● **SHORT EXERCISE 1**:
In the note on historian Richard Oram, recast the passage from "He received his" to "Scotland, 1070-1230 (2011).", substituting "education" for "training".
● **SHORT EXERCISE 2**:
Extend the note on historian Richard Oram past its final sentence.

-- start SUPPLIED PASSAGE --

Professor Richard D. Oram F.S.A. (Scot.) is a Scottish historian. He is a professor of medieval and environmental history at the University of Stirling and an honorary lecturer in history at the University of Aberdeen. He is also the director of the Centre for Environmental History and Policy at the University of Stirling.

He received his undergraduate training at the University of St. Andrews, where he also carried out his doctoral research, on medieval Galloway. In 2000 he published The Lordship of Galloway (Birlinn). He has since written a biography of King David I of Scotland (Tempus, 2004), and the High Medieval volume, volume 3, in the New Edinburgh History of Scotland series, entitled Domination and Lordship: Scotland, 1070-1230 (2011).

In June 2014, Oram was appointed president of the Scottish Castles Association, a registered charity.

-- end SUPPLIED PASSAGE --
-- start INFORMATION PROVIDED --

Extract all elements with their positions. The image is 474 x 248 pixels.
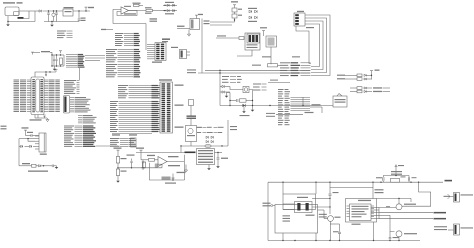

-- end INFORMATION PROVIDED --

● **TASK RESPONSE 1**:
He received his undergraduate education at the University of St. Andrews, where he also carried out his doctoral research, on medieval Galloway. In 2000 he published The Lordship of Galloway (Birlinn). He has since written a biography of King David I of Scotland (Tempus, 2004), and the High Medieval volume, volume 3, in the New Edinburgh History of Scotland series, entitled Domination and Lordship: Scotland, 1070-1230 (2011).

● **TASK RESPONSE 2**:
Selected works
 (2000) The Lordship of Galloway. John Donald. 
 (2004) David I : the king who made Scotland. Tempus. 
 (2011) Domination and Lordship: Scotland, 1070-1230. Edinburgh University Press.  (hardback),  (paperback)

Collaborations
 with Richard Fawcett: (2004) Melrose Abbey. Tempus.

References

 Staff Profile Page (University of Stirling)

Living people
Year of birth missing (living people)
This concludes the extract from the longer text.